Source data
+--
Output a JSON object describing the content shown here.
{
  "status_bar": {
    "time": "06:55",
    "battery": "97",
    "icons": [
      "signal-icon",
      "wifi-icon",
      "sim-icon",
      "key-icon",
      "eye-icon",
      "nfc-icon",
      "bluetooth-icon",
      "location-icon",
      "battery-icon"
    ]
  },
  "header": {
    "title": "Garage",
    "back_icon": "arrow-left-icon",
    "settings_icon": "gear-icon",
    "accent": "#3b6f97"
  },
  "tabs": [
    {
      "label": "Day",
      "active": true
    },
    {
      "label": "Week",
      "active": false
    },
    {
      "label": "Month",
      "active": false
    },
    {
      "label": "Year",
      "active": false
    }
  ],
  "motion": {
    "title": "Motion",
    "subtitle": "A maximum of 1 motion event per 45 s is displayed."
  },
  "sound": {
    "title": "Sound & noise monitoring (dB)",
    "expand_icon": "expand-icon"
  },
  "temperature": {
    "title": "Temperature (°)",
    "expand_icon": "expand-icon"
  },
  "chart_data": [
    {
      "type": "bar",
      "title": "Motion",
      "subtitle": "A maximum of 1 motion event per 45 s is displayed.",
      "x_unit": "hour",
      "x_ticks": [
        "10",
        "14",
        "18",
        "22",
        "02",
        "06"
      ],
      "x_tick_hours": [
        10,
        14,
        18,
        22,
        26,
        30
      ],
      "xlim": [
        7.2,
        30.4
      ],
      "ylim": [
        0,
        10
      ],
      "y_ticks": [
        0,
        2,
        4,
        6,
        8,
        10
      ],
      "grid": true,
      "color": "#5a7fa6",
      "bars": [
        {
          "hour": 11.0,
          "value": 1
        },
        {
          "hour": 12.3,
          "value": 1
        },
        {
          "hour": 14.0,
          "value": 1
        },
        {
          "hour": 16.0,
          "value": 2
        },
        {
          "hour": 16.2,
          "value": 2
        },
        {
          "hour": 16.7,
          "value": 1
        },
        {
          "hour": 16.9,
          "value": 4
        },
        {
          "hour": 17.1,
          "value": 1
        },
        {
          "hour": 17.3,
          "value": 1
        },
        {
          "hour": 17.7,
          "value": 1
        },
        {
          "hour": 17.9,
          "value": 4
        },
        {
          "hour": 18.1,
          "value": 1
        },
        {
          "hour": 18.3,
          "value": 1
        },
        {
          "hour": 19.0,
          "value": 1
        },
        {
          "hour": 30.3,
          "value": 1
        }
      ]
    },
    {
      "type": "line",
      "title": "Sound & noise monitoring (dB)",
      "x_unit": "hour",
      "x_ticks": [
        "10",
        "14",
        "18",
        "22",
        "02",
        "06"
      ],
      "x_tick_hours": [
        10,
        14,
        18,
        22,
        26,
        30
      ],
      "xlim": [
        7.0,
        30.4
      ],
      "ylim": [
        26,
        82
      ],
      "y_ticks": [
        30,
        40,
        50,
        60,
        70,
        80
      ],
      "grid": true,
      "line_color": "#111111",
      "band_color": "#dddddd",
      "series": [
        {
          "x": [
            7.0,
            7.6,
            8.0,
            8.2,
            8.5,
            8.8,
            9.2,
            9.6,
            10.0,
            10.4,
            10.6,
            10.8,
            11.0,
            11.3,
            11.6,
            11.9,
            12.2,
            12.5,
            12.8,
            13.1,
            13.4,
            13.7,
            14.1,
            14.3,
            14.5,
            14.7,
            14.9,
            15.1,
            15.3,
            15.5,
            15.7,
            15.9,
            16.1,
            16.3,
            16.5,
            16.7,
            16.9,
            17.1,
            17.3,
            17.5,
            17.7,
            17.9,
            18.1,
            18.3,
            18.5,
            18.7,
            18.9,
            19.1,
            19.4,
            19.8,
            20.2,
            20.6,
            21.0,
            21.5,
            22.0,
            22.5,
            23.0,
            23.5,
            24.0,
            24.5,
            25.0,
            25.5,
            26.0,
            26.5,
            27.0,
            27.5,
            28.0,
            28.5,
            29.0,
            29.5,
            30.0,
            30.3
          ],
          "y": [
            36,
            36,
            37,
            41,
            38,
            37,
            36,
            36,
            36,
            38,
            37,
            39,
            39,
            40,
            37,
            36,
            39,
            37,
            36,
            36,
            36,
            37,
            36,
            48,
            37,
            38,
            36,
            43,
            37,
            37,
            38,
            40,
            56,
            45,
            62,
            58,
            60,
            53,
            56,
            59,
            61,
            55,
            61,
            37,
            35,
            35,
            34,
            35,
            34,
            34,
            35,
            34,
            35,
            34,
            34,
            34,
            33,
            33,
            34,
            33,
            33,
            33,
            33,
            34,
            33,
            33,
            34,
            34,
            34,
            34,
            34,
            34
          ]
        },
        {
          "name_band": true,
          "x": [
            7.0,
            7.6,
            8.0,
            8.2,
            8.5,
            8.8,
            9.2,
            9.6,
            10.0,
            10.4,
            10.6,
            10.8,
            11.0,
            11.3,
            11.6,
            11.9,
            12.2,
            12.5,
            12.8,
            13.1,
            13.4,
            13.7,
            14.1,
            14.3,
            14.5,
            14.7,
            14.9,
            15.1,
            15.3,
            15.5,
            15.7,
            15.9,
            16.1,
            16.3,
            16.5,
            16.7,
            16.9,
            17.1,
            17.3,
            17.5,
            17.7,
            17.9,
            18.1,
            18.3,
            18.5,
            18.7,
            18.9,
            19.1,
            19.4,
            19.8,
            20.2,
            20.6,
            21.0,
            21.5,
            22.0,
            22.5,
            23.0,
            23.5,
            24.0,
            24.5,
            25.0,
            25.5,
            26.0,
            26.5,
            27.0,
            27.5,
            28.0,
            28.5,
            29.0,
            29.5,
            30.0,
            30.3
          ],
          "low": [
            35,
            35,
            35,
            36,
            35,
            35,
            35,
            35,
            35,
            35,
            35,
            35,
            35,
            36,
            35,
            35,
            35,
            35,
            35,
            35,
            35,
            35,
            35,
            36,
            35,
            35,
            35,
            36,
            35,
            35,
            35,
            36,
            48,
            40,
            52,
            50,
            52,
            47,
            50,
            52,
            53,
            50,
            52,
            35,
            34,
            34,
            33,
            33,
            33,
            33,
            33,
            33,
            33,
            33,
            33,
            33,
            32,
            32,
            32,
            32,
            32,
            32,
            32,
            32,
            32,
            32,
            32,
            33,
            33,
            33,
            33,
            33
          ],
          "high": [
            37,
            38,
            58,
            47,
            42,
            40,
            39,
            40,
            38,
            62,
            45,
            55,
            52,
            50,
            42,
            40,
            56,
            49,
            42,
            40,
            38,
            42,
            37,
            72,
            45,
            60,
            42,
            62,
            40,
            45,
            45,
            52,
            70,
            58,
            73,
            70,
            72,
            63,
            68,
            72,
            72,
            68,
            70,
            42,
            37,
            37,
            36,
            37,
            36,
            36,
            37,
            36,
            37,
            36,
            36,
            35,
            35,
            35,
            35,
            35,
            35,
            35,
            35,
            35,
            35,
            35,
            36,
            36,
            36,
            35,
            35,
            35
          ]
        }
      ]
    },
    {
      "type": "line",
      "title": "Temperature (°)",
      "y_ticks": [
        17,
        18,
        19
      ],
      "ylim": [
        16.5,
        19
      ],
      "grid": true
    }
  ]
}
+--
> [SHORT EXERCISE]: Find the lines above holding the word "displayed" and show them.

> [RESPONSE TO THE TASK]:
    "subtitle": "A maximum of 1 motion event per 45 s is displayed."
      "subtitle": "A maximum of 1 motion event per 45 s is displayed.",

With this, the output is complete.